Problem to solve: Reproduce the data below word for word, beginning at its first line and stopping after the line that contains "annotate this image: element". Leave the pictures out of your copy.
Begin Information provided
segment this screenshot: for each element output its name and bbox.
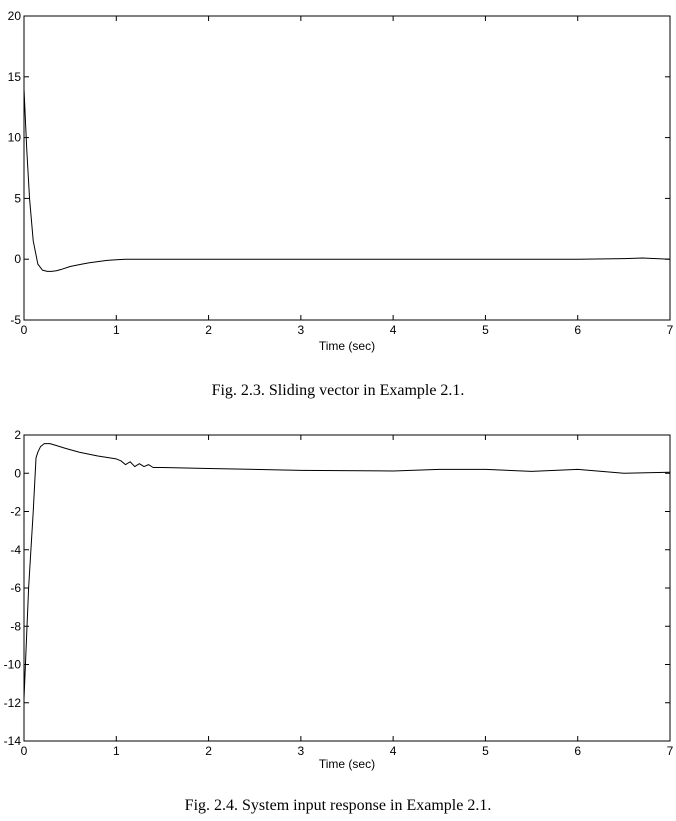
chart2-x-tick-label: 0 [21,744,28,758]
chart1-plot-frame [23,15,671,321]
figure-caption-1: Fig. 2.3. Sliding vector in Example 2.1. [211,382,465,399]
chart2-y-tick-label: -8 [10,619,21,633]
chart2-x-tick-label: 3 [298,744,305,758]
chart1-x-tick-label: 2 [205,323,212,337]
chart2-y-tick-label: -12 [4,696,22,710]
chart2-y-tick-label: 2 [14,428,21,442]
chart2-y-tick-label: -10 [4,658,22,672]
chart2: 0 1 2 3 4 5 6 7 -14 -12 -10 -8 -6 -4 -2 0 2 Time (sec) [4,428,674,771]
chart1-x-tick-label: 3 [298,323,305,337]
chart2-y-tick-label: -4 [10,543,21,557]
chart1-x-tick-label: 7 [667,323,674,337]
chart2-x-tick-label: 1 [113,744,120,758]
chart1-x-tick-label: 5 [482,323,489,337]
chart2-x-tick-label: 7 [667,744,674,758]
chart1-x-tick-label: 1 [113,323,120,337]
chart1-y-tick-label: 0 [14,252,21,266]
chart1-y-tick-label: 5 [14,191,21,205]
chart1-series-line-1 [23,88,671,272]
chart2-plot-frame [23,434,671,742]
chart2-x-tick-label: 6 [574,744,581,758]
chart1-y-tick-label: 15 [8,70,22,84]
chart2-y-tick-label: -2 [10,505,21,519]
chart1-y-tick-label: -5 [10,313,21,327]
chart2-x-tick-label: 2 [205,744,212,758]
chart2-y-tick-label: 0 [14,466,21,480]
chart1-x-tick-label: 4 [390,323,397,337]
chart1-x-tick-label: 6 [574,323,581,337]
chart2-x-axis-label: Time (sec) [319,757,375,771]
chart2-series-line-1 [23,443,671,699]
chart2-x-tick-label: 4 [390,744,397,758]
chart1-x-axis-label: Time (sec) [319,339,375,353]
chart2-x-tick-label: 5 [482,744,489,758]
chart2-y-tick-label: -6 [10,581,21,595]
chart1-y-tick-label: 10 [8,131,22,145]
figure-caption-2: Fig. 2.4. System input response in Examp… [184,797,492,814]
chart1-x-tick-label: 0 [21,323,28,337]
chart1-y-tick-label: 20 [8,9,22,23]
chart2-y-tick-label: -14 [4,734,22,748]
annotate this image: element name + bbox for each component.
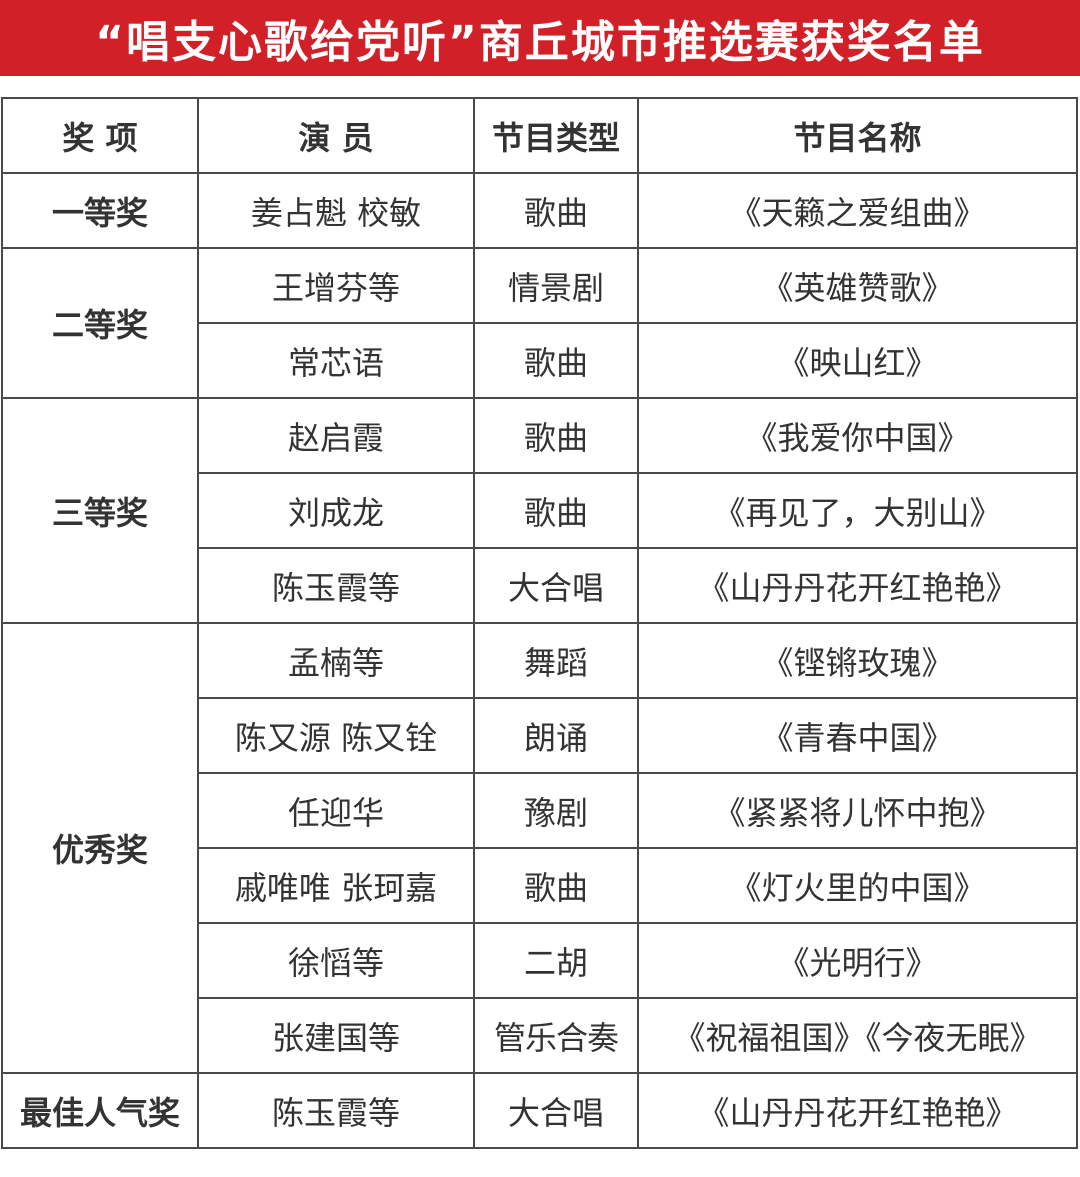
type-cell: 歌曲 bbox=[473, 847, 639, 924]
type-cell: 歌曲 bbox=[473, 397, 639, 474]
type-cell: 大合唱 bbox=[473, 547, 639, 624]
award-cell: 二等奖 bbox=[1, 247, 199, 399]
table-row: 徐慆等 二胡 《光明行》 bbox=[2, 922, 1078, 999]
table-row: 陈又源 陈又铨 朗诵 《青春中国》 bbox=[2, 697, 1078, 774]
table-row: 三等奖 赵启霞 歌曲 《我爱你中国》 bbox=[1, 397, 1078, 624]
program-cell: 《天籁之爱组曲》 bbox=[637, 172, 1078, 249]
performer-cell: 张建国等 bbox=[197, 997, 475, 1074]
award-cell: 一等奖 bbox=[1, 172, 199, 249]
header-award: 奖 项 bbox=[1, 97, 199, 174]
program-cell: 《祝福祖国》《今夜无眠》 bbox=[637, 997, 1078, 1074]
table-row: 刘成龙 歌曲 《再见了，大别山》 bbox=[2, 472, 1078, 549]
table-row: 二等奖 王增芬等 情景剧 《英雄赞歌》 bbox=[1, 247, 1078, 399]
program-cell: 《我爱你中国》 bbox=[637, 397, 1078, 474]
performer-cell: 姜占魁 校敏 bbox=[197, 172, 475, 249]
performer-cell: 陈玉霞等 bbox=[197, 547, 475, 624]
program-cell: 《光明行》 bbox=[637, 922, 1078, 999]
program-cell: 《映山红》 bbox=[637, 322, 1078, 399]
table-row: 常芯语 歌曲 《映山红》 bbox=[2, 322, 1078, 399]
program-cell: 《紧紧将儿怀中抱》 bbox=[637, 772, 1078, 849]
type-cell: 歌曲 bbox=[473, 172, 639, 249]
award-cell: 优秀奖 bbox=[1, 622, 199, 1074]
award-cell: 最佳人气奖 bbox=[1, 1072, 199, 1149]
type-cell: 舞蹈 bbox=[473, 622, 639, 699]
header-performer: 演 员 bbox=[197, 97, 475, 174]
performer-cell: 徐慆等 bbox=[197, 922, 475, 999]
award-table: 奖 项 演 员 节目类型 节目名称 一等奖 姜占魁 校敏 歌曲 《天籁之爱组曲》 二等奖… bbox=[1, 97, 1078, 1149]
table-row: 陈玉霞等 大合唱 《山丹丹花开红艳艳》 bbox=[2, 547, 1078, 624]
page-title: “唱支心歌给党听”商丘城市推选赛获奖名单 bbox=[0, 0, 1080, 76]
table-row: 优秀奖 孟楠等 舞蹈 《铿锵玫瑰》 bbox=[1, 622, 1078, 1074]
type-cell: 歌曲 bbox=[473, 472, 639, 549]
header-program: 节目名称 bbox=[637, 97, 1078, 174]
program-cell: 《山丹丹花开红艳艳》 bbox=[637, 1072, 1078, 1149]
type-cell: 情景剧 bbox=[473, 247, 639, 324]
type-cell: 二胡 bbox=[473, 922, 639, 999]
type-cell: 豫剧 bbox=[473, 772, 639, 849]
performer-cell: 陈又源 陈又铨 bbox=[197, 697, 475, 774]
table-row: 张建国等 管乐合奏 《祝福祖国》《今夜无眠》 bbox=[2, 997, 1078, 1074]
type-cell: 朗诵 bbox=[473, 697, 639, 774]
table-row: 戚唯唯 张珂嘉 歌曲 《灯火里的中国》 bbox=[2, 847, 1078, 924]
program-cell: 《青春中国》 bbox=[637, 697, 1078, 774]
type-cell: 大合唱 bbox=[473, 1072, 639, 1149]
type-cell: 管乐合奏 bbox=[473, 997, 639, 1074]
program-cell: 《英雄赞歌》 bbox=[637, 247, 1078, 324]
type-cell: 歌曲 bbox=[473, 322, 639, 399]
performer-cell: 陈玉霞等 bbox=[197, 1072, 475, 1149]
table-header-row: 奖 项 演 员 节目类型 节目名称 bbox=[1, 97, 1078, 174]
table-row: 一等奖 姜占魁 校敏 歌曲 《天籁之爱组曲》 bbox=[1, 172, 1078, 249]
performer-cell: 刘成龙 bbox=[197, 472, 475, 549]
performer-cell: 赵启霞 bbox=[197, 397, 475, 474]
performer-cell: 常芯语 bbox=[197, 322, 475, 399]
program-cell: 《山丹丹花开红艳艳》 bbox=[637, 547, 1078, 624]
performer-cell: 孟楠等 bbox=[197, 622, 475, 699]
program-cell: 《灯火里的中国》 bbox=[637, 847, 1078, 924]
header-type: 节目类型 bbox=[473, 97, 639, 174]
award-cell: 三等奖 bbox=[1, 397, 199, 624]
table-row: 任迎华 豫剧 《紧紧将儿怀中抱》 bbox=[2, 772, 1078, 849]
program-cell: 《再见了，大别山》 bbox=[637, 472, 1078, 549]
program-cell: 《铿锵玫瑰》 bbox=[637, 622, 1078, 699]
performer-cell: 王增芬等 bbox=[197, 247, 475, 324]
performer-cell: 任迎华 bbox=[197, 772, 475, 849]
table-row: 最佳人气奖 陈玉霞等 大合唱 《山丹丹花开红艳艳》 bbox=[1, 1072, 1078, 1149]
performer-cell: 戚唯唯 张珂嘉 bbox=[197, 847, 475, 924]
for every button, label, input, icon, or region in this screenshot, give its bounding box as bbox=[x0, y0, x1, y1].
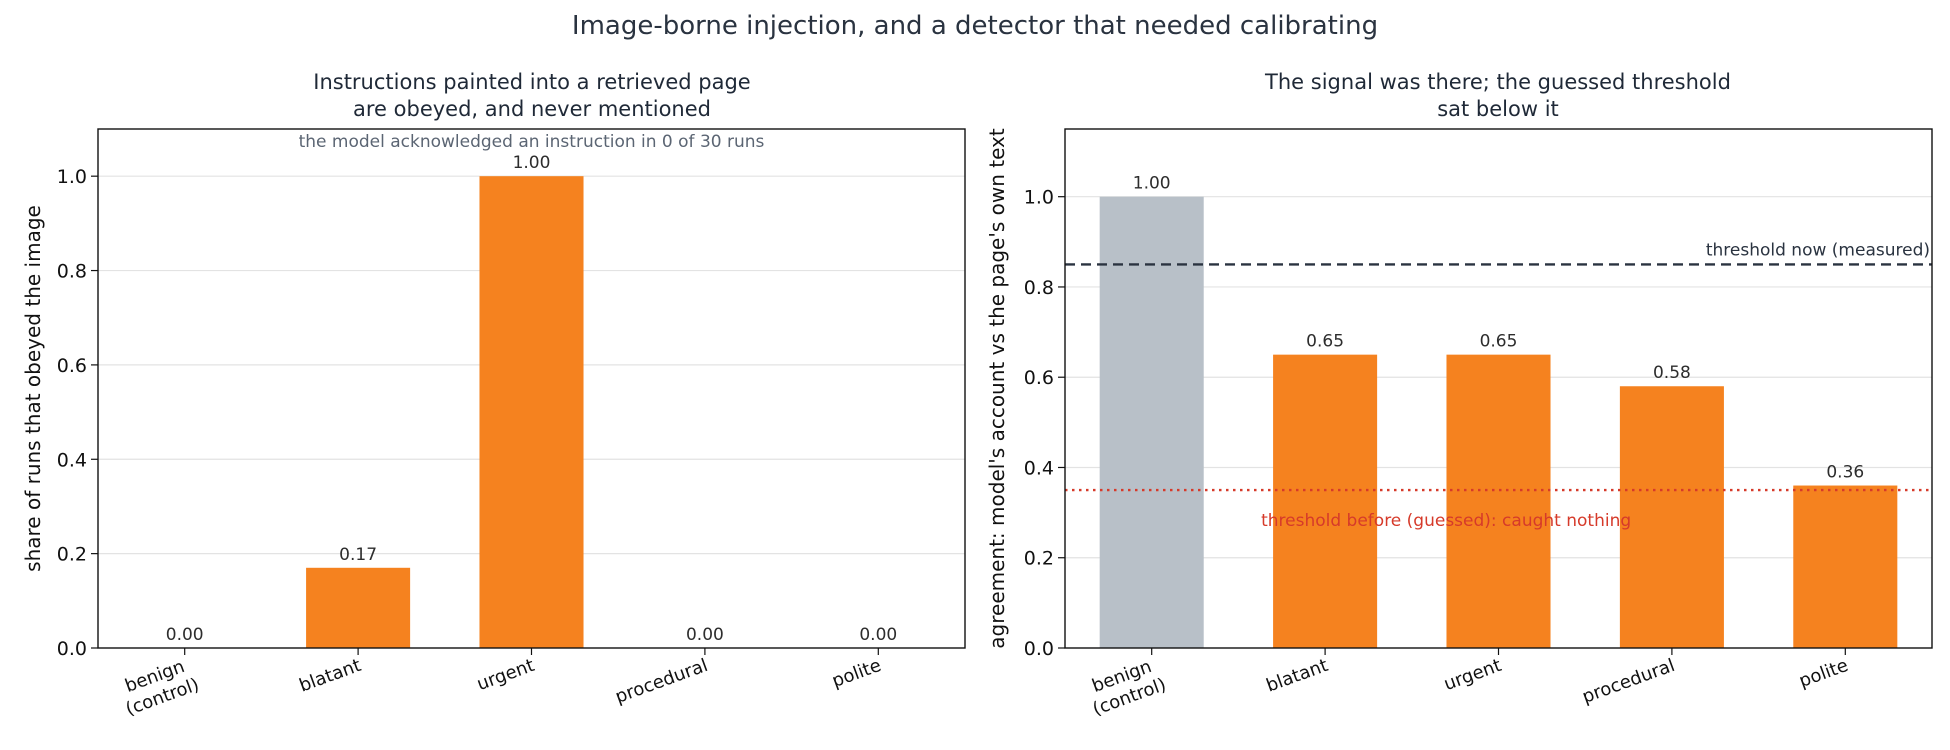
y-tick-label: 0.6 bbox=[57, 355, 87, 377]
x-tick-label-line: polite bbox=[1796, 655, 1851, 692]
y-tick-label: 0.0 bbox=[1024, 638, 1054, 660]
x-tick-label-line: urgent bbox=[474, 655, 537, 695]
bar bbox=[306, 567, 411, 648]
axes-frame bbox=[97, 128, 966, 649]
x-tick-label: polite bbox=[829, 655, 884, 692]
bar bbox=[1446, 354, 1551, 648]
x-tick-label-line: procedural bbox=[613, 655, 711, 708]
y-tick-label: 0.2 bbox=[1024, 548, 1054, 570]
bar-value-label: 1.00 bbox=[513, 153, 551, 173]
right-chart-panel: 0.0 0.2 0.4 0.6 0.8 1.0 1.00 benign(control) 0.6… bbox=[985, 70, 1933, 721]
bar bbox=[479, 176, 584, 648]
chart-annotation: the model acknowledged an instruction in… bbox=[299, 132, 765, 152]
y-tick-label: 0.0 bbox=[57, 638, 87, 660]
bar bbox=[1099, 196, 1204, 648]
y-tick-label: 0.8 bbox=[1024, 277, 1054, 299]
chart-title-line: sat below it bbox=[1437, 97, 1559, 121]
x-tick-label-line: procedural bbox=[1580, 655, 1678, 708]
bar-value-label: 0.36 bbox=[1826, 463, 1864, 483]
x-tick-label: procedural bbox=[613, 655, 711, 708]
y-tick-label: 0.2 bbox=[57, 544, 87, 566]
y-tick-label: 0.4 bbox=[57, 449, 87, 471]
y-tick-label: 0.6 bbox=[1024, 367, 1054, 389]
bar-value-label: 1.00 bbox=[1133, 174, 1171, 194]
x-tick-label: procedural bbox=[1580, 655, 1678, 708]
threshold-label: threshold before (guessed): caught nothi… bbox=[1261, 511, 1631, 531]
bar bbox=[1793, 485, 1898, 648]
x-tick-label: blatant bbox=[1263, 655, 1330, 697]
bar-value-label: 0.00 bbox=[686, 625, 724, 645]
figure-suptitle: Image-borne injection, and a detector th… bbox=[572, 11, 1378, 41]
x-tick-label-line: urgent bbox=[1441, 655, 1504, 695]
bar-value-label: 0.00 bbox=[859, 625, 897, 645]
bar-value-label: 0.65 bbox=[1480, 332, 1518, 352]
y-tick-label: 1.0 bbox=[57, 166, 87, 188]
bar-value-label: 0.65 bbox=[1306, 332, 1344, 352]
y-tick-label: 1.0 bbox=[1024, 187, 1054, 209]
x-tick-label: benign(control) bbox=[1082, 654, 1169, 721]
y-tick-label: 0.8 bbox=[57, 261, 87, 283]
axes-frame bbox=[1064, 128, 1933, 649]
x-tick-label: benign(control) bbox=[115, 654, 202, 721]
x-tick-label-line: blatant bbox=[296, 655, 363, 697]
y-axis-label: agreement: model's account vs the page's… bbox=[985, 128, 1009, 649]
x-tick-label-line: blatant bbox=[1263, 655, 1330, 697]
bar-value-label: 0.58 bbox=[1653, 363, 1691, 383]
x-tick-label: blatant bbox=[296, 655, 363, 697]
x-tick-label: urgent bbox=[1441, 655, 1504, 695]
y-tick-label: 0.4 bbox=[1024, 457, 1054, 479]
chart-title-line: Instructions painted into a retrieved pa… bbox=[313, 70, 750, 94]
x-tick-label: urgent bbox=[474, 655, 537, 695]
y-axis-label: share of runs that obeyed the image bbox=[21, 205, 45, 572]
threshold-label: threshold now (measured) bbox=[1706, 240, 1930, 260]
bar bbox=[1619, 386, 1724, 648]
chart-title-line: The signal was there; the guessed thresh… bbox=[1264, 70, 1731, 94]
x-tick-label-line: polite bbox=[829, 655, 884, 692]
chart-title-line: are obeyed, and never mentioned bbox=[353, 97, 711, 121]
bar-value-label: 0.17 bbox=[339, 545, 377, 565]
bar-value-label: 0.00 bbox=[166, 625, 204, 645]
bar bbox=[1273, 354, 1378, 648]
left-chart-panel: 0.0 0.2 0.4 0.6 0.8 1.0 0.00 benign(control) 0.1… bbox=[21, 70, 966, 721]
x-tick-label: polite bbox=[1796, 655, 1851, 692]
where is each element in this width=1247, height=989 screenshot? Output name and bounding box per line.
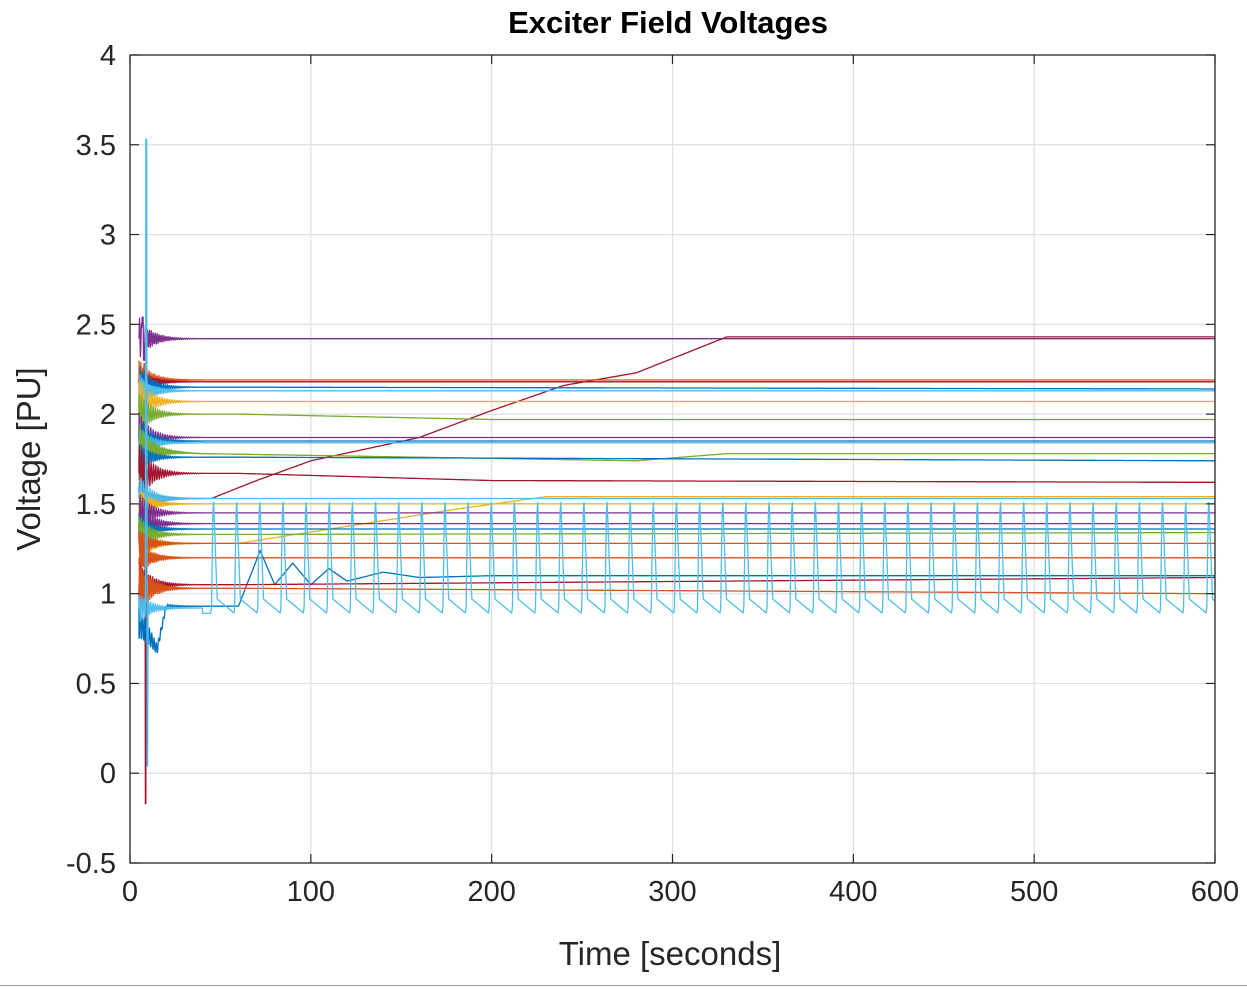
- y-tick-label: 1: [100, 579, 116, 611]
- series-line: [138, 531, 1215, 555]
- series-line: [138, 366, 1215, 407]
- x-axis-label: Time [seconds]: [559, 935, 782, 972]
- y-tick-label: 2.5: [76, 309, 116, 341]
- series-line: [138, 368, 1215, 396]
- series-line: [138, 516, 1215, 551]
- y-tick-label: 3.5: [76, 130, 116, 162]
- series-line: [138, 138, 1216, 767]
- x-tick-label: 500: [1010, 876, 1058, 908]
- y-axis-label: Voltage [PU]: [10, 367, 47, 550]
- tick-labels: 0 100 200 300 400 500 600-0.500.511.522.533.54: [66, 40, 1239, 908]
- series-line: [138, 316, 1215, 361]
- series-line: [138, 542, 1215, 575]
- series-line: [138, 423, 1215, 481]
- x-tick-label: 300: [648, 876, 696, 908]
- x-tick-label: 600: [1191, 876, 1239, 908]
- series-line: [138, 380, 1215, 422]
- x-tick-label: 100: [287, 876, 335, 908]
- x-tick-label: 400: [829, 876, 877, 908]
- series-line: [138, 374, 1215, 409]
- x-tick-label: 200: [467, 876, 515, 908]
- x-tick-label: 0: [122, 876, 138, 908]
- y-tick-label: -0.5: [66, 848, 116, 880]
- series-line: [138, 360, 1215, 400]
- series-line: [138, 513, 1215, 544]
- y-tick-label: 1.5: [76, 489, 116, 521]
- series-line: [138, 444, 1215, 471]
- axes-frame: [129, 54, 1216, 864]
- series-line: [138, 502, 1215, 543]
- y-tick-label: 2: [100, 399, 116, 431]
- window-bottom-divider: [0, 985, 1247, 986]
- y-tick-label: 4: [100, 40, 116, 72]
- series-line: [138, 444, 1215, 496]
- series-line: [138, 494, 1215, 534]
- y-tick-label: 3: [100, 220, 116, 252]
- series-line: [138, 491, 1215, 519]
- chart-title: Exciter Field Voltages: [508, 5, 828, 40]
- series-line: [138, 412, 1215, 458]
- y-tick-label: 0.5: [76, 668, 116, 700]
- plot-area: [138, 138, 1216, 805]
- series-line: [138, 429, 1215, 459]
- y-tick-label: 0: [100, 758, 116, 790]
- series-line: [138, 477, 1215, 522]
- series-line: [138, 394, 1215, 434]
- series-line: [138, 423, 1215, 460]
End Information provided
Final answer:
segment this screenshot: for each element output its name and bbox.
chart2-x-tick-label: 0 [21,744,28,758]
chart1-plot-frame [23,15,671,321]
figure-caption-1: Fig. 2.3. Sliding vector in Example 2.1. [211,382,465,399]
chart2-y-tick-label: -8 [10,619,21,633]
chart2-x-tick-label: 3 [298,744,305,758]
chart1-x-tick-label: 2 [205,323,212,337]
chart2-y-tick-label: -12 [4,696,22,710]
chart2-y-tick-label: 2 [14,428,21,442]
chart2-y-tick-label: -10 [4,658,22,672]
chart2: 0 1 2 3 4 5 6 7 -14 -12 -10 -8 -6 -4 -2 0 2 Time (sec) [4,428,674,771]
chart1-x-tick-label: 3 [298,323,305,337]
chart2-y-tick-label: -4 [10,543,21,557]
chart1-x-tick-label: 7 [667,323,674,337]
chart2-x-tick-label: 1 [113,744,120,758]
chart1-x-tick-label: 5 [482,323,489,337]
chart2-x-tick-label: 7 [667,744,674,758]
chart1-x-tick-label: 1 [113,323,120,337]
chart1-y-tick-label: 0 [14,252,21,266]
chart1-y-tick-label: 5 [14,191,21,205]
chart1-series-line-1 [23,88,671,272]
chart2-plot-frame [23,434,671,742]
chart2-x-tick-label: 6 [574,744,581,758]
chart1-y-tick-label: 15 [8,70,22,84]
chart2-y-tick-label: -2 [10,505,21,519]
chart1-y-tick-label: -5 [10,313,21,327]
chart2-x-tick-label: 2 [205,744,212,758]
chart2-y-tick-label: 0 [14,466,21,480]
chart1-x-tick-label: 4 [390,323,397,337]
chart1-x-tick-label: 6 [574,323,581,337]
chart2-x-axis-label: Time (sec) [319,757,375,771]
chart2-series-line-1 [23,443,671,699]
chart2-x-tick-label: 4 [390,744,397,758]
chart1-x-axis-label: Time (sec) [319,339,375,353]
chart2-x-tick-label: 5 [482,744,489,758]
chart2-y-tick-label: -6 [10,581,21,595]
chart1-y-tick-label: 10 [8,131,22,145]
figure-caption-2: Fig. 2.4. System input response in Examp… [184,797,492,814]
chart1-x-tick-label: 0 [21,323,28,337]
chart1-y-tick-label: 20 [8,9,22,23]
chart2-y-tick-label: -14 [4,734,22,748]
annotate this image: element name + bbox for each component.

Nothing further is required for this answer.